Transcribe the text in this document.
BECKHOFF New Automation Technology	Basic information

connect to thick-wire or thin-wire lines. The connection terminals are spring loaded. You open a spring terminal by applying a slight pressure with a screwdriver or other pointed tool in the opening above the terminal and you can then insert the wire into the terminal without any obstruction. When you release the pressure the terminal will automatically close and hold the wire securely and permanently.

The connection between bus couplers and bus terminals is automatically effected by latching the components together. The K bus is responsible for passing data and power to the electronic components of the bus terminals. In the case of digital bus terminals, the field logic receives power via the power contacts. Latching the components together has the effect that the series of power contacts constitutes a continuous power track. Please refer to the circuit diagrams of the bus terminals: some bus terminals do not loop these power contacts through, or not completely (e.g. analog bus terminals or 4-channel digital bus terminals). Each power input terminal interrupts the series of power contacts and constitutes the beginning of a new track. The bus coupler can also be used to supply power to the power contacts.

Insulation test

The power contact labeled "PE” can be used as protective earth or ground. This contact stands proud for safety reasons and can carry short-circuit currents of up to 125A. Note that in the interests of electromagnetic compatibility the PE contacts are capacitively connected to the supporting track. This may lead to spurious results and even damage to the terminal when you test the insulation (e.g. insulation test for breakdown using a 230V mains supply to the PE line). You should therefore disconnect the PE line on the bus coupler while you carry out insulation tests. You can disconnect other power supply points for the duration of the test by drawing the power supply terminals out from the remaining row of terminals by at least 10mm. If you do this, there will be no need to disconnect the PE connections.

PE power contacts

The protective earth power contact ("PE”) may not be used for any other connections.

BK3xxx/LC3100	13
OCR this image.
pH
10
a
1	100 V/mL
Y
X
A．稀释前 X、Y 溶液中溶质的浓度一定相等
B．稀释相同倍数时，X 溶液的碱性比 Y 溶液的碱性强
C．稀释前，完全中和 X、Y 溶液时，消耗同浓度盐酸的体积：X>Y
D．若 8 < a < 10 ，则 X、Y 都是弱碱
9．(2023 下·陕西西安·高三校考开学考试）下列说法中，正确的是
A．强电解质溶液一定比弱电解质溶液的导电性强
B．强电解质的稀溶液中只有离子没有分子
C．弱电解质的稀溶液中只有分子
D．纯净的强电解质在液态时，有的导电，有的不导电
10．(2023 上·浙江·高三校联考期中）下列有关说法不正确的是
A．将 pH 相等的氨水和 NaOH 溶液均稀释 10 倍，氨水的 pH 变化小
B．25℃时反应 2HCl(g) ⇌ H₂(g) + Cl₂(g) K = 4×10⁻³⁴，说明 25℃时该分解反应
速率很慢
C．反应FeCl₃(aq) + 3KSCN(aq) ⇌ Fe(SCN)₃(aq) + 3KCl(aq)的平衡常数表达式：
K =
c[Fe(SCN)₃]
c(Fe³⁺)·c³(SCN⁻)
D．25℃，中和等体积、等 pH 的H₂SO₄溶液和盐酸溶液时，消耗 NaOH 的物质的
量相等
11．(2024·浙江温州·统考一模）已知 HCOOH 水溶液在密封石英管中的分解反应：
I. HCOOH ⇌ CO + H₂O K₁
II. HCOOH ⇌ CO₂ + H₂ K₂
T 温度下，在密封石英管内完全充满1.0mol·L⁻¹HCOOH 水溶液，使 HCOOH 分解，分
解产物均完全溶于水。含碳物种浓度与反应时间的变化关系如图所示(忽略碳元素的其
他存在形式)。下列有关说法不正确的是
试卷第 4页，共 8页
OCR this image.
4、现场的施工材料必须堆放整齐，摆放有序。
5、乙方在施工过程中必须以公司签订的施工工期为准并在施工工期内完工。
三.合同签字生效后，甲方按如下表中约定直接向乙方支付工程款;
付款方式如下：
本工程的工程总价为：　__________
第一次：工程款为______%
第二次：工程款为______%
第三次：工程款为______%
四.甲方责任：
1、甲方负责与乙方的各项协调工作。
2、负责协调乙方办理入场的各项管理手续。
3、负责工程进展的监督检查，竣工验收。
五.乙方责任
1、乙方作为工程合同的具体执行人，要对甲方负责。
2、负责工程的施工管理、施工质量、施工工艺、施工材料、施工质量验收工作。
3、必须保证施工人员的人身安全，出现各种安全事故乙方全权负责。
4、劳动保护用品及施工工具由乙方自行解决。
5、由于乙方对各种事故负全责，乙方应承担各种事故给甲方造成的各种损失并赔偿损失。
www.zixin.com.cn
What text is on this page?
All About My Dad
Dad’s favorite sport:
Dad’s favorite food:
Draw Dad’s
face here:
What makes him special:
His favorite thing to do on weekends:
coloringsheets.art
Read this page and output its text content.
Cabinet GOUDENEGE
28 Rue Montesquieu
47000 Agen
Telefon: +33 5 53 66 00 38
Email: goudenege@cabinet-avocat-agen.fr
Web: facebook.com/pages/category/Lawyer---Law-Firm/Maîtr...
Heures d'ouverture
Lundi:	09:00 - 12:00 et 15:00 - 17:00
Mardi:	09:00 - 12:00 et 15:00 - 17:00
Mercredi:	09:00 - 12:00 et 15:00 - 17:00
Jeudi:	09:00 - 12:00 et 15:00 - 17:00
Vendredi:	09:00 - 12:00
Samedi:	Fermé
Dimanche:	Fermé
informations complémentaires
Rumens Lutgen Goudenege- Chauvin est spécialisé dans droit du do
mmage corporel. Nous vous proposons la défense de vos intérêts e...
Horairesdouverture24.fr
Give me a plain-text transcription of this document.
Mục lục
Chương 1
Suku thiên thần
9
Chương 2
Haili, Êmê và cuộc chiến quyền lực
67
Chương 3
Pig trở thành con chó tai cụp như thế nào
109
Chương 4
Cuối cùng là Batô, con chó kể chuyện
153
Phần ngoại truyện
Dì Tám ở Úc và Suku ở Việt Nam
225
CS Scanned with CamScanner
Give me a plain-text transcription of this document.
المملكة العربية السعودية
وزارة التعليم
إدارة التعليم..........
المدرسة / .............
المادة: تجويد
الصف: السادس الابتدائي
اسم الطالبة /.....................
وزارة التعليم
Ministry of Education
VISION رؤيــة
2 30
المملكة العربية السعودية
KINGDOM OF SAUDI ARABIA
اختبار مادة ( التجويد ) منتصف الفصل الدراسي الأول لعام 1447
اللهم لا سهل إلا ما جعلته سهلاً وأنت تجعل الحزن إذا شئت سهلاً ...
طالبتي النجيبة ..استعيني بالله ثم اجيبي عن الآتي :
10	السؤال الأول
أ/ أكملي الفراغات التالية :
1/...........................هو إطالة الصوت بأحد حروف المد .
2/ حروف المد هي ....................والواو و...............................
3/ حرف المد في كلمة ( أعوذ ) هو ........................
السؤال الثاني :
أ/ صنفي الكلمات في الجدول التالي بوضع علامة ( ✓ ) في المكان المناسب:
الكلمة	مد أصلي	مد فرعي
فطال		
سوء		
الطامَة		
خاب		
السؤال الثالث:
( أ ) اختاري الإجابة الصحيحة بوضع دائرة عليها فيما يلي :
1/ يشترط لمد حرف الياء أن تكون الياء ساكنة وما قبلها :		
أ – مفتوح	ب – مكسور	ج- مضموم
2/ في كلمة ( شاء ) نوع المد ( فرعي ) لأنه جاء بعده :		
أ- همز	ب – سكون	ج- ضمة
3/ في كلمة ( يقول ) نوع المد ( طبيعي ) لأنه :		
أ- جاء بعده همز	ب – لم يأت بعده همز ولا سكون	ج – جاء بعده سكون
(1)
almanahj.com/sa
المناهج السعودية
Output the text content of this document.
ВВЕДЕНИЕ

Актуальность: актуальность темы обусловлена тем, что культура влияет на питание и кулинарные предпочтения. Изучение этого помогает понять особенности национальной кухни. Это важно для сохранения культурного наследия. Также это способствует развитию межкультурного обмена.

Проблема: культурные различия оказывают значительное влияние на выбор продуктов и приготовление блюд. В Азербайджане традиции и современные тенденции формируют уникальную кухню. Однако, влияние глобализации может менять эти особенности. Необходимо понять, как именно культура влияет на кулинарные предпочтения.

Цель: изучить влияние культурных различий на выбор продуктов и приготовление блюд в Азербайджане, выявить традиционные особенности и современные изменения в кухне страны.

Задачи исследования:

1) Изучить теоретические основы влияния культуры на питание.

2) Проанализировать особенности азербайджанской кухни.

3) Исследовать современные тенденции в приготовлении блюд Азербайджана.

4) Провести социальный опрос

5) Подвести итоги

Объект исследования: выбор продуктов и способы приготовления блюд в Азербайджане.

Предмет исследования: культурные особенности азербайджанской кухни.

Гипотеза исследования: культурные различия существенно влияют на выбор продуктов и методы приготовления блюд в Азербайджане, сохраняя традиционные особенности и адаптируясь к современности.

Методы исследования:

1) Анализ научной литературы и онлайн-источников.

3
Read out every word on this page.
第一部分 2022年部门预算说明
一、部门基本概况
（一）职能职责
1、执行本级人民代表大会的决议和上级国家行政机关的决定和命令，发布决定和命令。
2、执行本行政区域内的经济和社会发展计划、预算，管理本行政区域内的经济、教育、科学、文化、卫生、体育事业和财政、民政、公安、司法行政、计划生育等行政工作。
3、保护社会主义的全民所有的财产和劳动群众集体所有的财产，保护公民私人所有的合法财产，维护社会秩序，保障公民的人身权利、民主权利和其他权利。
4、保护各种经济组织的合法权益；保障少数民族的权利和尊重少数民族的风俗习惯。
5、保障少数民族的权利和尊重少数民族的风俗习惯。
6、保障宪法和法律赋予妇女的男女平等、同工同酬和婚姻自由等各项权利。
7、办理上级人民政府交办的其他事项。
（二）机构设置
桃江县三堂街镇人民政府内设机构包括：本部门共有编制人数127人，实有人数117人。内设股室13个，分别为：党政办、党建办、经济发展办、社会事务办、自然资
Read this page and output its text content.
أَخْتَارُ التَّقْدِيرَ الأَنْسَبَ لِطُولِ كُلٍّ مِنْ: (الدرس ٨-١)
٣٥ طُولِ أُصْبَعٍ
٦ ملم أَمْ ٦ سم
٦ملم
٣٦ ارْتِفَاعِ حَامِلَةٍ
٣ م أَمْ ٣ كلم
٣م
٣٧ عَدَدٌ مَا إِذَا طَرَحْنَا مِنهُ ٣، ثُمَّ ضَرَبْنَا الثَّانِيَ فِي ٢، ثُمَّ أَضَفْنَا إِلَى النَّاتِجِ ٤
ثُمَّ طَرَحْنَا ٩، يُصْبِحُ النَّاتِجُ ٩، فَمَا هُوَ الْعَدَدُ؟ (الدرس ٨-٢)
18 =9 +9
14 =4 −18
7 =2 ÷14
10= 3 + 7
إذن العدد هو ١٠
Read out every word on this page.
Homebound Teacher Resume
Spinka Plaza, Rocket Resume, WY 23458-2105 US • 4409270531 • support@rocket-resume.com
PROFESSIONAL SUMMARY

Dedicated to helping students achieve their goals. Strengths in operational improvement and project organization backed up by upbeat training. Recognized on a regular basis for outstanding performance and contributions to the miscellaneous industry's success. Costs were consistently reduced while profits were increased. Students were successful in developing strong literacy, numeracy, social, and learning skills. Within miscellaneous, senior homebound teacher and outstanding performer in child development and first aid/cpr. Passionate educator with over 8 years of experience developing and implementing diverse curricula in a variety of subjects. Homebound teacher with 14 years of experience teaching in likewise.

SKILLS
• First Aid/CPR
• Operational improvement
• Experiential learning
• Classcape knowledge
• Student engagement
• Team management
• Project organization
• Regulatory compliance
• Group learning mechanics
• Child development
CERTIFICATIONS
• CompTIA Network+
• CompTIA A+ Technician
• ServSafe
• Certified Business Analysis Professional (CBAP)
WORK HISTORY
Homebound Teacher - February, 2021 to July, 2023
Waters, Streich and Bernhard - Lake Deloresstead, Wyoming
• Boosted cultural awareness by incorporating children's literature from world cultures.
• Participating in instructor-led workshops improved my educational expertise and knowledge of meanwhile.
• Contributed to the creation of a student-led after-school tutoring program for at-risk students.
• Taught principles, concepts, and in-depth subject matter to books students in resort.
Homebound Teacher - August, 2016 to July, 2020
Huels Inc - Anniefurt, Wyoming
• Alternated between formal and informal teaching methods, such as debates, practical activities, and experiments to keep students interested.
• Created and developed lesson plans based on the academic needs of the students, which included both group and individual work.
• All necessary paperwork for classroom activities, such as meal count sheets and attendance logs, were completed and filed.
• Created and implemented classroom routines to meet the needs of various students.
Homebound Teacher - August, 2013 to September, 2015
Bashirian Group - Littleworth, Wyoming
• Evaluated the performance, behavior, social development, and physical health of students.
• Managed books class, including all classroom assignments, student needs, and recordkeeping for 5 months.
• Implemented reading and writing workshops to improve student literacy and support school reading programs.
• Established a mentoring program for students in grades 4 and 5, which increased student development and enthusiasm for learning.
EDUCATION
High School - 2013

——————————

Select all lines in the listing that include the word "блюд".

Expected output.
Проблема: культурные различия оказывают значительное влияние на выбор продуктов и приготовление блюд. В Азербайджане традиции и современные тенденции формируют уникальную кухню. Однако, влияние глобализации может менять эти особенности. Необходимо понять, как именно культура влияет на кулинарные предпочтения.
Цель: изучить влияние культурных различий на выбор продуктов и приготовление блюд в Азербайджане, выявить традиционные особенности и современные изменения в кухне страны.
3) Исследовать современные тенденции в приготовлении блюд Азербайджана.
Объект исследования: выбор продуктов и способы приготовления блюд в Азербайджане.
Гипотеза исследования: культурные различия существенно влияют на выбор продуктов и методы приготовления блюд в Азербайджане, сохраняя традиционные особенности и адаптируясь к современности.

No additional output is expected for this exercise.